• EXERCISE BRIEF
Copy down all of the data underneath, exactly as shown.

Some records:
◇ ◇ ◇

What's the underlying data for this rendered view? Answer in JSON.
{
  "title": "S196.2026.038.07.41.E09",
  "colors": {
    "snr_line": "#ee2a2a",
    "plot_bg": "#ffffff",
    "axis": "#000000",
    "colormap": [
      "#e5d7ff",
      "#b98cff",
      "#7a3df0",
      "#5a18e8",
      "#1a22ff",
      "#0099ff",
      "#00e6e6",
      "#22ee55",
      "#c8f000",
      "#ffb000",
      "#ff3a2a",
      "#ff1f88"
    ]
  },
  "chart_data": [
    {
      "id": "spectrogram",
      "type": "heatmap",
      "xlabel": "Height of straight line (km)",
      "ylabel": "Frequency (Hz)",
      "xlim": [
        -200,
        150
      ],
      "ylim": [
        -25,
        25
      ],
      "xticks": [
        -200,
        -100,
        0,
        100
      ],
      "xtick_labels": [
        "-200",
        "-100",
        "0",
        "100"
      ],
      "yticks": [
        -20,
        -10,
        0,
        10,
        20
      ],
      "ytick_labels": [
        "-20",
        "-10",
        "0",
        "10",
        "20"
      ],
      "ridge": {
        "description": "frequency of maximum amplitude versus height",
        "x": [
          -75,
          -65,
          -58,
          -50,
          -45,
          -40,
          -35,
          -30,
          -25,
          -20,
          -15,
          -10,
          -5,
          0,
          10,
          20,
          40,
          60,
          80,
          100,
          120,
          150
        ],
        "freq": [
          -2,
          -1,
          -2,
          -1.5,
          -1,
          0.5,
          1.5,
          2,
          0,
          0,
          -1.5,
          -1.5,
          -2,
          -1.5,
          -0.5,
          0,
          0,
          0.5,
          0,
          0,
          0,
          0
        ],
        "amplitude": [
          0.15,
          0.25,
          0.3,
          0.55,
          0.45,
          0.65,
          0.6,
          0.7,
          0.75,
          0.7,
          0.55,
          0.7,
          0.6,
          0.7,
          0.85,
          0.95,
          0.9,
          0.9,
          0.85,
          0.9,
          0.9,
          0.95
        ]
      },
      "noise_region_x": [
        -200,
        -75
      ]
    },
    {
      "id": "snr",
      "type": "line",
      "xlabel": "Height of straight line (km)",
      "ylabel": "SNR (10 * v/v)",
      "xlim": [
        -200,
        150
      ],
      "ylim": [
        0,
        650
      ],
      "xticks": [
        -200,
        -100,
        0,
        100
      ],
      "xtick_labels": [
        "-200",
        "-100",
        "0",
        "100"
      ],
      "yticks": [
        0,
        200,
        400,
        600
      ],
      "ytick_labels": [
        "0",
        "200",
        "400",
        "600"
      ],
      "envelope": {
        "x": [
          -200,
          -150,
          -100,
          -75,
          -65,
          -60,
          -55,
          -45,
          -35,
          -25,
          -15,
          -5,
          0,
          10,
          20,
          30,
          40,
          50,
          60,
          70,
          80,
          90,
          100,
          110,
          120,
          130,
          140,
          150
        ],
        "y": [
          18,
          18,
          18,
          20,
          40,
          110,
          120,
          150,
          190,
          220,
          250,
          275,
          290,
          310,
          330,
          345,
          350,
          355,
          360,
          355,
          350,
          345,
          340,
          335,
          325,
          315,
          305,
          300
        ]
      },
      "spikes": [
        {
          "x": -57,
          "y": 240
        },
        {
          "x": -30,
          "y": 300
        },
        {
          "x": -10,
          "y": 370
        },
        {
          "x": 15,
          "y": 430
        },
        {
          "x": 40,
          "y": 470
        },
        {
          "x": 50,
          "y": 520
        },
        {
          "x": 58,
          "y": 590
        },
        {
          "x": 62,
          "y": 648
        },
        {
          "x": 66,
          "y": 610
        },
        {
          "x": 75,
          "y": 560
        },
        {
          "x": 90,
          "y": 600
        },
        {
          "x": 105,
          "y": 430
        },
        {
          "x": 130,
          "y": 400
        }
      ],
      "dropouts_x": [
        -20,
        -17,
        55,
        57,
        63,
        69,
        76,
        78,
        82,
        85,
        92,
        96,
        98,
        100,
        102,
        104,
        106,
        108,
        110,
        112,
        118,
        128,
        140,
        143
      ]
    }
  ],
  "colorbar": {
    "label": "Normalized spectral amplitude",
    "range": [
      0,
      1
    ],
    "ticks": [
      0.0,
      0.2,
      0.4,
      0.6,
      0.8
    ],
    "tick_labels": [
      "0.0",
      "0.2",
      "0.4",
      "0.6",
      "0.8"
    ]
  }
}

◇ ◇ ◇

• TASK ANSWER
What's the underlying data for this rendered view? Answer in JSON.
{
  "title": "S196.2026.038.07.41.E09",
  "colors": {
    "snr_line": "#ee2a2a",
    "plot_bg": "#ffffff",
    "axis": "#000000",
    "colormap": [
      "#e5d7ff",
      "#b98cff",
      "#7a3df0",
      "#5a18e8",
      "#1a22ff",
      "#0099ff",
      "#00e6e6",
      "#22ee55",
      "#c8f000",
      "#ffb000",
      "#ff3a2a",
      "#ff1f88"
    ]
  },
  "chart_data": [
    {
      "id": "spectrogram",
      "type": "heatmap",
      "xlabel": "Height of straight line (km)",
      "ylabel": "Frequency (Hz)",
      "xlim": [
        -200,
        150
      ],
      "ylim": [
        -25,
        25
      ],
      "xticks": [
        -200,
        -100,
        0,
        100
      ],
      "xtick_labels": [
        "-200",
        "-100",
        "0",
        "100"
      ],
      "yticks": [
        -20,
        -10,
        0,
        10,
        20
      ],
      "ytick_labels": [
        "-20",
        "-10",
        "0",
        "10",
        "20"
      ],
      "ridge": {
        "description": "frequency of maximum amplitude versus height",
        "x": [
          -75,
          -65,
          -58,
          -50,
          -45,
          -40,
          -35,
          -30,
          -25,
          -20,
          -15,
          -10,
          -5,
          0,
          10,
          20,
          40,
          60,
          80,
          100,
          120,
          150
        ],
        "freq": [
          -2,
          -1,
          -2,
          -1.5,
          -1,
          0.5,
          1.5,
          2,
          0,
          0,
          -1.5,
          -1.5,
          -2,
          -1.5,
          -0.5,
          0,
          0,
          0.5,
          0,
          0,
          0,
          0
        ],
        "amplitude": [
          0.15,
          0.25,
          0.3,
          0.55,
          0.45,
          0.65,
          0.6,
          0.7,
          0.75,
          0.7,
          0.55,
          0.7,
          0.6,
          0.7,
          0.85,
          0.95,
          0.9,
          0.9,
          0.85,
          0.9,
          0.9,
          0.95
        ]
      },
      "noise_region_x": [
        -200,
        -75
      ]
    },
    {
      "id": "snr",
      "type": "line",
      "xlabel": "Height of straight line (km)",
      "ylabel": "SNR (10 * v/v)",
      "xlim": [
        -200,
        150
      ],
      "ylim": [
        0,
        650
      ],
      "xticks": [
        -200,
        -100,
        0,
        100
      ],
      "xtick_labels": [
        "-200",
        "-100",
        "0",
        "100"
      ],
      "yticks": [
        0,
        200,
        400,
        600
      ],
      "ytick_labels": [
        "0",
        "200",
        "400",
        "600"
      ],
      "envelope": {
        "x": [
          -200,
          -150,
          -100,
          -75,
          -65,
          -60,
          -55,
          -45,
          -35,
          -25,
          -15,
          -5,
          0,
          10,
          20,
          30,
          40,
          50,
          60,
          70,
          80,
          90,
          100,
          110,
          120,
          130,
          140,
          150
        ],
        "y": [
          18,
          18,
          18,
          20,
          40,
          110,
          120,
          150,
          190,
          220,
          250,
          275,
          290,
          310,
          330,
          345,
          350,
          355,
          360,
          355,
          350,
          345,
          340,
          335,
          325,
          315,
          305,
          300
        ]
      },
      "spikes": [
        {
          "x": -57,
          "y": 240
        },
        {
          "x": -30,
          "y": 300
        },
        {
          "x": -10,
          "y": 370
        },
        {
          "x": 15,
          "y": 430
        },
        {
          "x": 40,
          "y": 470
        },
        {
          "x": 50,
          "y": 520
        },
        {
          "x": 58,
          "y": 590
        },
        {
          "x": 62,
          "y": 648
        },
        {
          "x": 66,
          "y": 610
        },
        {
          "x": 75,
          "y": 560
        },
        {
          "x": 90,
          "y": 600
        },
        {
          "x": 105,
          "y": 430
        },
        {
          "x": 130,
          "y": 400
        }
      ],
      "dropouts_x": [
        -20,
        -17,
        55,
        57,
        63,
        69,
        76,
        78,
        82,
        85,
        92,
        96,
        98,
        100,
        102,
        104,
        106,
        108,
        110,
        112,
        118,
        128,
        140,
        143
      ]
    }
  ],
  "colorbar": {
    "label": "Normalized spectral amplitude",
    "range": [
      0,
      1
    ],
    "ticks": [
      0.0,
      0.2,
      0.4,
      0.6,
      0.8
    ],
    "tick_labels": [
      "0.0",
      "0.2",
      "0.4",
      "0.6",
      "0.8"
    ]
  }
}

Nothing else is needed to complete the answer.